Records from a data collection
------

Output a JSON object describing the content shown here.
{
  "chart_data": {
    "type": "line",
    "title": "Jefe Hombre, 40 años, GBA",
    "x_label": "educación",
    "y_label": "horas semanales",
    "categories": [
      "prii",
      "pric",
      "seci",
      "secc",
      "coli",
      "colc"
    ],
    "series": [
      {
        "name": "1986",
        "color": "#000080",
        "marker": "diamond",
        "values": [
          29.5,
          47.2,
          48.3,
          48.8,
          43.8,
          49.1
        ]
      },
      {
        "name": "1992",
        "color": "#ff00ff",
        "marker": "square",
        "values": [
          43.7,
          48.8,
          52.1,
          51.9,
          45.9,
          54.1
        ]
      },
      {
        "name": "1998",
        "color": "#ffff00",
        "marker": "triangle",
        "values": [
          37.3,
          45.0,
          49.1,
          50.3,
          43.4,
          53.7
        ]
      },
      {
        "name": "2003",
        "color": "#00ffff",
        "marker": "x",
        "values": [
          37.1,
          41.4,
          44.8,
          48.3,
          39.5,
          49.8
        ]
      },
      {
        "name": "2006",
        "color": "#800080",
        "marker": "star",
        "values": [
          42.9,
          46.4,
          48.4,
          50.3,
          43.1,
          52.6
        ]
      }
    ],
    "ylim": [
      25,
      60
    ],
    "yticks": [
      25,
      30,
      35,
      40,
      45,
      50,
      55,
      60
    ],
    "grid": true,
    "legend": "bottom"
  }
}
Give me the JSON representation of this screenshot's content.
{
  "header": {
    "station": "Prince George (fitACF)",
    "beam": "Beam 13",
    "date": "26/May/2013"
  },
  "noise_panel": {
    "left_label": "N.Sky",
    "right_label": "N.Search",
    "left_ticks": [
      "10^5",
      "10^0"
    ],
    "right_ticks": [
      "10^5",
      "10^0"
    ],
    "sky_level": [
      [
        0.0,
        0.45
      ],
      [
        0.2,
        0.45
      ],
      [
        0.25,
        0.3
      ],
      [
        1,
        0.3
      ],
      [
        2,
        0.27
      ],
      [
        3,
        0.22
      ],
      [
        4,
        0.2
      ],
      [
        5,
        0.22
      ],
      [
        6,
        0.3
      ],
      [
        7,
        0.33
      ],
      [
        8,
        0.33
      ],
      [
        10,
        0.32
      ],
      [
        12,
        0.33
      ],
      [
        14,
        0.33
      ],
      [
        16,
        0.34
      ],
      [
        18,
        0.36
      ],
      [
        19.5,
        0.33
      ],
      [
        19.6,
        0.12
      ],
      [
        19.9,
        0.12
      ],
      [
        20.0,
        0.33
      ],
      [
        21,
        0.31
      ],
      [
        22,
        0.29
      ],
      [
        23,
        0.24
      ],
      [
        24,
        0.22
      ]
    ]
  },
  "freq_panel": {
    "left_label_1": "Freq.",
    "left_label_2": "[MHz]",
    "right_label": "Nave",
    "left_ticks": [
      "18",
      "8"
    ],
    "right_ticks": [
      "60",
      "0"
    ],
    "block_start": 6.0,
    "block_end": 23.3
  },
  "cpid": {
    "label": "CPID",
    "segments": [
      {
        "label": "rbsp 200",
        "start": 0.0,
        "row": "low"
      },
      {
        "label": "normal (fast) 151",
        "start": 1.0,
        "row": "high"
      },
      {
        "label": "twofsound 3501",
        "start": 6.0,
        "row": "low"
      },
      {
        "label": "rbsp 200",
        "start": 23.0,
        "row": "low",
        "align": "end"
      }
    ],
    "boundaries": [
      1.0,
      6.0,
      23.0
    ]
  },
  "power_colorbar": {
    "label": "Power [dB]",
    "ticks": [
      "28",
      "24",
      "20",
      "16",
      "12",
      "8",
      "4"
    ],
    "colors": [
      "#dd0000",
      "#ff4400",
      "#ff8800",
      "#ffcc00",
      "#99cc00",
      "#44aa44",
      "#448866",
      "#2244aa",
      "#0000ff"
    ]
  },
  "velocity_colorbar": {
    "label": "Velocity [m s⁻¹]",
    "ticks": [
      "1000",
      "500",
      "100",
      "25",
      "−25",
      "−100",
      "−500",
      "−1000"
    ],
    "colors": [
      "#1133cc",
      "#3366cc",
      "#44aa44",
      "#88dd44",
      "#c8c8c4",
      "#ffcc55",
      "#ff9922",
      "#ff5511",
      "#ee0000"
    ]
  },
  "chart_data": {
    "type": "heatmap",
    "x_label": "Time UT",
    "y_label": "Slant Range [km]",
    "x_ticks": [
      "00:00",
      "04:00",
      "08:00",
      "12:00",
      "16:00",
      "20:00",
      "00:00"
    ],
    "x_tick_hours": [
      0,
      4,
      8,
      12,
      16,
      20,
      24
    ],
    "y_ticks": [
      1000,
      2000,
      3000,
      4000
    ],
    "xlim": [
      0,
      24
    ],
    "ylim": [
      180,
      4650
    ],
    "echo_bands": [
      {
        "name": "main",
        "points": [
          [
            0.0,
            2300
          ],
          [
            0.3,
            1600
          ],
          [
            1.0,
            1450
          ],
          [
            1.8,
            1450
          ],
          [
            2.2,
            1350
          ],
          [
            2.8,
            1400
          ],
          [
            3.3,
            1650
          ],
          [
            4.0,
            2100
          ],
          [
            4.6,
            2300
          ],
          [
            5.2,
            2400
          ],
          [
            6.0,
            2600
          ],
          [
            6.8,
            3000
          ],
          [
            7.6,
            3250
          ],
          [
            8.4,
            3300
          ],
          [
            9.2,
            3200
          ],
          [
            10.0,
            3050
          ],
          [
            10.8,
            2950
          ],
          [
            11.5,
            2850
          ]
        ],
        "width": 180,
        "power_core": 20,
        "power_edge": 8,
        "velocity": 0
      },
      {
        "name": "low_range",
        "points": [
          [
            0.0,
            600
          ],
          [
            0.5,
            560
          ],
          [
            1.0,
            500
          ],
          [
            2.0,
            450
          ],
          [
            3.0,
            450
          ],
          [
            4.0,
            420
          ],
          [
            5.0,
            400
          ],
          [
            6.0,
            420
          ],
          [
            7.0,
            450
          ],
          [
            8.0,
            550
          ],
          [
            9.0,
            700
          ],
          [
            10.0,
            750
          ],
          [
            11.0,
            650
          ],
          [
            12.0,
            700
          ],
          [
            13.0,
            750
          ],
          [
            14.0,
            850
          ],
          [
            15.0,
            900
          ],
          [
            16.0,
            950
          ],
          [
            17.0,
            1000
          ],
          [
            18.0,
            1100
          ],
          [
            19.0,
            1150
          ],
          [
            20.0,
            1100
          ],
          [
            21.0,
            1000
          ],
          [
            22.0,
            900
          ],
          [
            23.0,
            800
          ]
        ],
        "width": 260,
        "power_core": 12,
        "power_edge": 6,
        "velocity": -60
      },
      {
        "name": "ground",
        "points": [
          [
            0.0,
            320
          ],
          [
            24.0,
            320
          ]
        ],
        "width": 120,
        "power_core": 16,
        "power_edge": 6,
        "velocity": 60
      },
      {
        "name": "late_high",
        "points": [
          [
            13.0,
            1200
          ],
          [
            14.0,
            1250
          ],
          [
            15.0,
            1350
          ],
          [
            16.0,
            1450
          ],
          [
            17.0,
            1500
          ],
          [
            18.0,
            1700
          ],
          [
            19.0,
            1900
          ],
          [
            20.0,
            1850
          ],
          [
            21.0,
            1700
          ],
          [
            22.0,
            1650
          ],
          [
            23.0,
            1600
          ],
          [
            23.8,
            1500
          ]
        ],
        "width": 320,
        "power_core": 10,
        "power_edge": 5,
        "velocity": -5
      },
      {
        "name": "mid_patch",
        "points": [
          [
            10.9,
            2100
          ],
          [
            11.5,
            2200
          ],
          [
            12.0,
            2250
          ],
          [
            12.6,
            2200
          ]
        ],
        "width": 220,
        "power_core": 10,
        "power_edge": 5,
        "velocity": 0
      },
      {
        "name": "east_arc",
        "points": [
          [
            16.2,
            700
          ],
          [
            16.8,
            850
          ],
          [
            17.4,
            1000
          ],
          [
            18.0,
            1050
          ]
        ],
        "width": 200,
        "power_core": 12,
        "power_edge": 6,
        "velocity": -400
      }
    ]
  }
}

------

Locate the lines above that contain "name" and copy them.

        "name": "1986",
        "name": "1992",
        "name": "1998",
        "name": "2003",
        "name": "2006",
        "name": "main",
        "name": "low_range",
        "name": "ground",
        "name": "late_high",
        "name": "mid_patch",
        "name": "east_arc",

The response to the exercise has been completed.